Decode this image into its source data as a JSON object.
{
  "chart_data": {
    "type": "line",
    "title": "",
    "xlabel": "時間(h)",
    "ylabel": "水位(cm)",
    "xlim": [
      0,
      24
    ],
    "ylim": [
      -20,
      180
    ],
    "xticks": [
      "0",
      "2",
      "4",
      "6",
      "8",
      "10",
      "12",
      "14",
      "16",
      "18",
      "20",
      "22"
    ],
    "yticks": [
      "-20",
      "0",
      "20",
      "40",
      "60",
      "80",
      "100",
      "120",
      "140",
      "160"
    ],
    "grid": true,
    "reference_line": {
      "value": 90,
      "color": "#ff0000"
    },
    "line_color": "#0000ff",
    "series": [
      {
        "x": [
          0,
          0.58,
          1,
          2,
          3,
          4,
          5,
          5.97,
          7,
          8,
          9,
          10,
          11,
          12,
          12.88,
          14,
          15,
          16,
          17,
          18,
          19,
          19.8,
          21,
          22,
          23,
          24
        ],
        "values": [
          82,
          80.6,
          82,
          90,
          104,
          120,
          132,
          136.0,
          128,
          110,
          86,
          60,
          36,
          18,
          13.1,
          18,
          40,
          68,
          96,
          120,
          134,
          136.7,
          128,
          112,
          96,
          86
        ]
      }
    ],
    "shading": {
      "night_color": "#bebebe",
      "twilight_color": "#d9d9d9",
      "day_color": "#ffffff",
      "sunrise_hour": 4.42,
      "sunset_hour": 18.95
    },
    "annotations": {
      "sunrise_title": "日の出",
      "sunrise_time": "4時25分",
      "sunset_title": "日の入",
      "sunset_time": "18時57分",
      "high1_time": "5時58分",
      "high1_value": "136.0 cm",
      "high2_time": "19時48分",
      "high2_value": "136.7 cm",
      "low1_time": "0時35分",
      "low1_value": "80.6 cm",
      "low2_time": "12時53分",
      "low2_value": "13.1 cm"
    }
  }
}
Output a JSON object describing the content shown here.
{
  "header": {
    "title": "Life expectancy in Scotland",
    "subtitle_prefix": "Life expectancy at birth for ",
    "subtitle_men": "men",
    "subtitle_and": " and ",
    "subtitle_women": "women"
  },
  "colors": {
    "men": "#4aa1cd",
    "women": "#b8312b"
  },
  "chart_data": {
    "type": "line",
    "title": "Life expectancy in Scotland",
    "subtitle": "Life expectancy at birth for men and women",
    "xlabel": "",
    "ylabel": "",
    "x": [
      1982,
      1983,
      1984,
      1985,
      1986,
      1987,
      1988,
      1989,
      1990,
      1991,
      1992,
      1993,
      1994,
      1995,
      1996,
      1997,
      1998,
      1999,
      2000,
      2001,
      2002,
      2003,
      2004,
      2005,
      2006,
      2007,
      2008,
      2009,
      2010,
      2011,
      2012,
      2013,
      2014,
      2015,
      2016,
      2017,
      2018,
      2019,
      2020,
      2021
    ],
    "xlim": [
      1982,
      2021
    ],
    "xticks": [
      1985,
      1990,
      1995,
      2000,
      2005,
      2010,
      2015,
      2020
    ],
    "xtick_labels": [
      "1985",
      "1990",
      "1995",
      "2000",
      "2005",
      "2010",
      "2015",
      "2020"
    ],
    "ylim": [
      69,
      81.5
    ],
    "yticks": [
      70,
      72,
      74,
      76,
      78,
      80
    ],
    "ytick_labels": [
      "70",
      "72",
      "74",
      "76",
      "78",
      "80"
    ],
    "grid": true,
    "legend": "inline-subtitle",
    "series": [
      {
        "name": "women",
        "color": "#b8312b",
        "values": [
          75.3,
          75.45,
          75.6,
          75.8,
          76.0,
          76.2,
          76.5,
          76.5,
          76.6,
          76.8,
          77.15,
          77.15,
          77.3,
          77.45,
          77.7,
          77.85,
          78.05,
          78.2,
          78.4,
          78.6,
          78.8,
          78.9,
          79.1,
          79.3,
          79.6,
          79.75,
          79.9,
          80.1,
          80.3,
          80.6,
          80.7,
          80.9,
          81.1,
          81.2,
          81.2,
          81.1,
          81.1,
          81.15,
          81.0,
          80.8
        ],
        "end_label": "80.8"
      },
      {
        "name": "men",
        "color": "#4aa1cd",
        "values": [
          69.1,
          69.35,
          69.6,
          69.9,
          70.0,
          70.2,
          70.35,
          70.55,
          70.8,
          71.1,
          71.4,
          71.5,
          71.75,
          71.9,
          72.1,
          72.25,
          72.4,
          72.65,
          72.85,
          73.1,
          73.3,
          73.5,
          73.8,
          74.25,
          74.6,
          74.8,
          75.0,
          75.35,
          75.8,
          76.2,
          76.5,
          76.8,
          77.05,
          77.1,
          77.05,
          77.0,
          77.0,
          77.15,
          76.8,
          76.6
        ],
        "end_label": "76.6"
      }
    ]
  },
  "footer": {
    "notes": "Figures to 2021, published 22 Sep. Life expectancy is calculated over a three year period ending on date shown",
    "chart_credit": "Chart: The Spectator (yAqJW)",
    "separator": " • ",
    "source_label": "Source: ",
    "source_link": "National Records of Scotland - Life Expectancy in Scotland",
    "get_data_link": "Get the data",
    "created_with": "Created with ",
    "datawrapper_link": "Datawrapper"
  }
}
===
EXERCISE REQUIREMENTS
Extract, word for word, each line of the listing above.

OUTPUT BELOW
Decode this image into its source data as a JSON object.
{
  "chart_data": {
    "type": "line",
    "title": "",
    "xlabel": "時間(h)",
    "ylabel": "水位(cm)",
    "xlim": [
      0,
      24
    ],
    "ylim": [
      -20,
      180
    ],
    "xticks": [
      "0",
      "2",
      "4",
      "6",
      "8",
      "10",
      "12",
      "14",
      "16",
      "18",
      "20",
      "22"
    ],
    "yticks": [
      "-20",
      "0",
      "20",
      "40",
      "60",
      "80",
      "100",
      "120",
      "140",
      "160"
    ],
    "grid": true,
    "reference_line": {
      "value": 90,
      "color": "#ff0000"
    },
    "line_color": "#0000ff",
    "series": [
      {
        "x": [
          0,
          0.58,
          1,
          2,
          3,
          4,
          5,
          5.97,
          7,
          8,
          9,
          10,
          11,
          12,
          12.88,
          14,
          15,
          16,
          17,
          18,
          19,
          19.8,
          21,
          22,
          23,
          24
        ],
        "values": [
          82,
          80.6,
          82,
          90,
          104,
          120,
          132,
          136.0,
          128,
          110,
          86,
          60,
          36,
          18,
          13.1,
          18,
          40,
          68,
          96,
          120,
          134,
          136.7,
          128,
          112,
          96,
          86
        ]
      }
    ],
    "shading": {
      "night_color": "#bebebe",
      "twilight_color": "#d9d9d9",
      "day_color": "#ffffff",
      "sunrise_hour": 4.42,
      "sunset_hour": 18.95
    },
    "annotations": {
      "sunrise_title": "日の出",
      "sunrise_time": "4時25分",
      "sunset_title": "日の入",
      "sunset_time": "18時57分",
      "high1_time": "5時58分",
      "high1_value": "136.0 cm",
      "high2_time": "19時48分",
      "high2_value": "136.7 cm",
      "low1_time": "0時35分",
      "low1_value": "80.6 cm",
      "low2_time": "12時53分",
      "low2_value": "13.1 cm"
    }
  }
}
Output a JSON object describing the content shown here.
{
  "header": {
    "title": "Life expectancy in Scotland",
    "subtitle_prefix": "Life expectancy at birth for ",
    "subtitle_men": "men",
    "subtitle_and": " and ",
    "subtitle_women": "women"
  },
  "colors": {
    "men": "#4aa1cd",
    "women": "#b8312b"
  },
  "chart_data": {
    "type": "line",
    "title": "Life expectancy in Scotland",
    "subtitle": "Life expectancy at birth for men and women",
    "xlabel": "",
    "ylabel": "",
    "x": [
      1982,
      1983,
      1984,
      1985,
      1986,
      1987,
      1988,
      1989,
      1990,
      1991,
      1992,
      1993,
      1994,
      1995,
      1996,
      1997,
      1998,
      1999,
      2000,
      2001,
      2002,
      2003,
      2004,
      2005,
      2006,
      2007,
      2008,
      2009,
      2010,
      2011,
      2012,
      2013,
      2014,
      2015,
      2016,
      2017,
      2018,
      2019,
      2020,
      2021
    ],
    "xlim": [
      1982,
      2021
    ],
    "xticks": [
      1985,
      1990,
      1995,
      2000,
      2005,
      2010,
      2015,
      2020
    ],
    "xtick_labels": [
      "1985",
      "1990",
      "1995",
      "2000",
      "2005",
      "2010",
      "2015",
      "2020"
    ],
    "ylim": [
      69,
      81.5
    ],
    "yticks": [
      70,
      72,
      74,
      76,
      78,
      80
    ],
    "ytick_labels": [
      "70",
      "72",
      "74",
      "76",
      "78",
      "80"
    ],
    "grid": true,
    "legend": "inline-subtitle",
    "series": [
      {
        "name": "women",
        "color": "#b8312b",
        "values": [
          75.3,
          75.45,
          75.6,
          75.8,
          76.0,
          76.2,
          76.5,
          76.5,
          76.6,
          76.8,
          77.15,
          77.15,
          77.3,
          77.45,
          77.7,
          77.85,
          78.05,
          78.2,
          78.4,
          78.6,
          78.8,
          78.9,
          79.1,
          79.3,
          79.6,
          79.75,
          79.9,
          80.1,
          80.3,
          80.6,
          80.7,
          80.9,
          81.1,
          81.2,
          81.2,
          81.1,
          81.1,
          81.15,
          81.0,
          80.8
        ],
        "end_label": "80.8"
      },
      {
        "name": "men",
        "color": "#4aa1cd",
        "values": [
          69.1,
          69.35,
          69.6,
          69.9,
          70.0,
          70.2,
          70.35,
          70.55,
          70.8,
          71.1,
          71.4,
          71.5,
          71.75,
          71.9,
          72.1,
          72.25,
          72.4,
          72.65,
          72.85,
          73.1,
          73.3,
          73.5,
          73.8,
          74.25,
          74.6,
          74.8,
          75.0,
          75.35,
          75.8,
          76.2,
          76.5,
          76.8,
          77.05,
          77.1,
          77.05,
          77.0,
          77.0,
          77.15,
          76.8,
          76.6
        ],
        "end_label": "76.6"
      }
    ]
  },
  "footer": {
    "notes": "Figures to 2021, published 22 Sep. Life expectancy is calculated over a three year period ending on date shown",
    "chart_credit": "Chart: The Spectator (yAqJW)",
    "separator": " • ",
    "source_label": "Source: ",
    "source_link": "National Records of Scotland - Life Expectancy in Scotland",
    "get_data_link": "Get the data",
    "created_with": "Created with ",
    "datawrapper_link": "Datawrapper"
  }
}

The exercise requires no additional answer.